Records that describe figures
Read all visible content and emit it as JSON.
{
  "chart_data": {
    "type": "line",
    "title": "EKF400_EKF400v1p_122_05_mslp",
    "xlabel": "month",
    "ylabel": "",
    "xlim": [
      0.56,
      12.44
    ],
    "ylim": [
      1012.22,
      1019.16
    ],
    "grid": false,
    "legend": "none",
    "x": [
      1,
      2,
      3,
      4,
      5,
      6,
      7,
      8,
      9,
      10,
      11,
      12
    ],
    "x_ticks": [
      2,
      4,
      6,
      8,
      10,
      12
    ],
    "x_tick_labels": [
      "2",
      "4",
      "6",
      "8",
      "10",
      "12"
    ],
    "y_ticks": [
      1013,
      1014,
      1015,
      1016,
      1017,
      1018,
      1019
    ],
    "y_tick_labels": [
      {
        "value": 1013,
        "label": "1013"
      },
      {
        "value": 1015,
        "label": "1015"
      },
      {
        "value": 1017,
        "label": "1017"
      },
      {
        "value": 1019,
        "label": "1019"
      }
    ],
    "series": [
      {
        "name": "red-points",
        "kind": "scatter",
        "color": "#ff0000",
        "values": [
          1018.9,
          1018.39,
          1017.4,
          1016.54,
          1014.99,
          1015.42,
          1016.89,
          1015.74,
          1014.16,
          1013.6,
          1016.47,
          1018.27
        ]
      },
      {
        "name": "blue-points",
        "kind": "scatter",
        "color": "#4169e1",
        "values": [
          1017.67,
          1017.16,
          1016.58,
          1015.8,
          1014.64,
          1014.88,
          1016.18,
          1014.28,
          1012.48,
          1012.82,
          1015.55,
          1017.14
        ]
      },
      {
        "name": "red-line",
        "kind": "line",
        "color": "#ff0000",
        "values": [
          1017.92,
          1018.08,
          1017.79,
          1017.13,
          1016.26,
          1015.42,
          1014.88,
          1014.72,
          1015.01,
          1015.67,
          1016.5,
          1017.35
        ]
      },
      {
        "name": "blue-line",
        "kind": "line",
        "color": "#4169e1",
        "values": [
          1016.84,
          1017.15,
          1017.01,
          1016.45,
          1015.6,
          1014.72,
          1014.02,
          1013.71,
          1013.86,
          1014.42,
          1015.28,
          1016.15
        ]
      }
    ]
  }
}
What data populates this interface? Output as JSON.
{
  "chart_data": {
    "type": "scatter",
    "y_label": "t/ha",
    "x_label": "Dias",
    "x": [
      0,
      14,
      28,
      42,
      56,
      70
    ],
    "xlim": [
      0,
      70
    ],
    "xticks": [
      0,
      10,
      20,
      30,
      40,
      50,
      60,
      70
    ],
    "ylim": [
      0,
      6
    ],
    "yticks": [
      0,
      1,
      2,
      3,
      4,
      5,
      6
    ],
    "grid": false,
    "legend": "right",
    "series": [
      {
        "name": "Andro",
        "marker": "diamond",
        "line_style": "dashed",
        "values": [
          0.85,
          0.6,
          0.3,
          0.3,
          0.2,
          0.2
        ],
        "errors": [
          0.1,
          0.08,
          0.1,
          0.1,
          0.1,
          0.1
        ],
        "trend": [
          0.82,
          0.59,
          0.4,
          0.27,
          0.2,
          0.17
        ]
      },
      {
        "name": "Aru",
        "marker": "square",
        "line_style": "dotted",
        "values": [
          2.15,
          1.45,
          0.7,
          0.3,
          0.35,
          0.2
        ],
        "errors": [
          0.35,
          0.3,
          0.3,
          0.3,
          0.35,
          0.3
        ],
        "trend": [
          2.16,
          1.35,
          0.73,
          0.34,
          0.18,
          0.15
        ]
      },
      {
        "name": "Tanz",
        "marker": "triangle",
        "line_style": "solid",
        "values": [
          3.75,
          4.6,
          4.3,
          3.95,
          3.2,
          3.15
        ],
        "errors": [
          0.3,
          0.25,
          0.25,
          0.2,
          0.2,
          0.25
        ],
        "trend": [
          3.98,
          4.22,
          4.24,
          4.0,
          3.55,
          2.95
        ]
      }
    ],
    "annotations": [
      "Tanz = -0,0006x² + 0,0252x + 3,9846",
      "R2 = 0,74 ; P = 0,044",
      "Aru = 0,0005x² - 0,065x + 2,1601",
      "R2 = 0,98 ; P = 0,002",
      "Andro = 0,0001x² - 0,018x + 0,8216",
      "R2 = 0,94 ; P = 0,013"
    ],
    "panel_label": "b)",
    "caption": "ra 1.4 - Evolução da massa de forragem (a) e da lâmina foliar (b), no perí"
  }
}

→ **What to do**
Count how many lines contain "JSON" and give only that count.

→ **Written reply**
2